● TASK DESCRIPTION
Each line should be copied exactly.

● MATERIAL FOR THE TASK
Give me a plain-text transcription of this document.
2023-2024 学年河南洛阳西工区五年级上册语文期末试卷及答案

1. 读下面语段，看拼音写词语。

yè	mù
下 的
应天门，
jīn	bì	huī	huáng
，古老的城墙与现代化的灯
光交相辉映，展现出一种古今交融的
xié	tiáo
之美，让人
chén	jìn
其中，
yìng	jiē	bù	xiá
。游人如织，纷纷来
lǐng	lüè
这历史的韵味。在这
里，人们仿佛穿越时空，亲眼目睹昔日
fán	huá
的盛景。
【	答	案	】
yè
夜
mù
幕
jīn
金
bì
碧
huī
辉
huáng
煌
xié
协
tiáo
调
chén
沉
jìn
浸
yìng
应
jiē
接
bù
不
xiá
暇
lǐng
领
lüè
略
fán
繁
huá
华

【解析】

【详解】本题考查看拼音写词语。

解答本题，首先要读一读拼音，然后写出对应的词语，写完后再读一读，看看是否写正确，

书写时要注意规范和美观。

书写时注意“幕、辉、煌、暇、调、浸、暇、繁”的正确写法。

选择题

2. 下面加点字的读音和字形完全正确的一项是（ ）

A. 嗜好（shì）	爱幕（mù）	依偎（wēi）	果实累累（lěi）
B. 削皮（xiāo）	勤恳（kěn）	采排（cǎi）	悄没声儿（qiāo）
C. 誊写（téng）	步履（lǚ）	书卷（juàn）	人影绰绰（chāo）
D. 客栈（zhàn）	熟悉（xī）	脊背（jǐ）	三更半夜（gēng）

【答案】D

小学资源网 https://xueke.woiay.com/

● TASK RESULT
Give me a plain-text transcription of this document.
2023-2024 学年河南洛阳西工区五年级上册语文期末试卷及答案

1. 读下面语段，看拼音写词语。

yè	mù
下 的
应天门，
jīn	bì	huī	huáng
，古老的城墙与现代化的灯
光交相辉映，展现出一种古今交融的
xié	tiáo
之美，让人
chén	jìn
其中，
yìng	jiē	bù	xiá
。游人如织，纷纷来
lǐng	lüè
这历史的韵味。在这
里，人们仿佛穿越时空，亲眼目睹昔日
fán	huá
的盛景。
【	答	案	】
yè
夜
mù
幕
jīn
金
bì
碧
huī
辉
huáng
煌
xié
协
tiáo
调
chén
沉
jìn
浸
yìng
应
jiē
接
bù
不
xiá
暇
lǐng
领
lüè
略
fán
繁
huá
华

【解析】

【详解】本题考查看拼音写词语。

解答本题，首先要读一读拼音，然后写出对应的词语，写完后再读一读，看看是否写正确，

书写时要注意规范和美观。

书写时注意“幕、辉、煌、暇、调、浸、暇、繁”的正确写法。

选择题

2. 下面加点字的读音和字形完全正确的一项是（ ）

A. 嗜好（shì）	爱幕（mù）	依偎（wēi）	果实累累（lěi）
B. 削皮（xiāo）	勤恳（kěn）	采排（cǎi）	悄没声儿（qiāo）
C. 誊写（téng）	步履（lǚ）	书卷（juàn）	人影绰绰（chāo）
D. 客栈（zhàn）	熟悉（xī）	脊背（jǐ）	三更半夜（gēng）

【答案】D

小学资源网 https://xueke.woiay.com/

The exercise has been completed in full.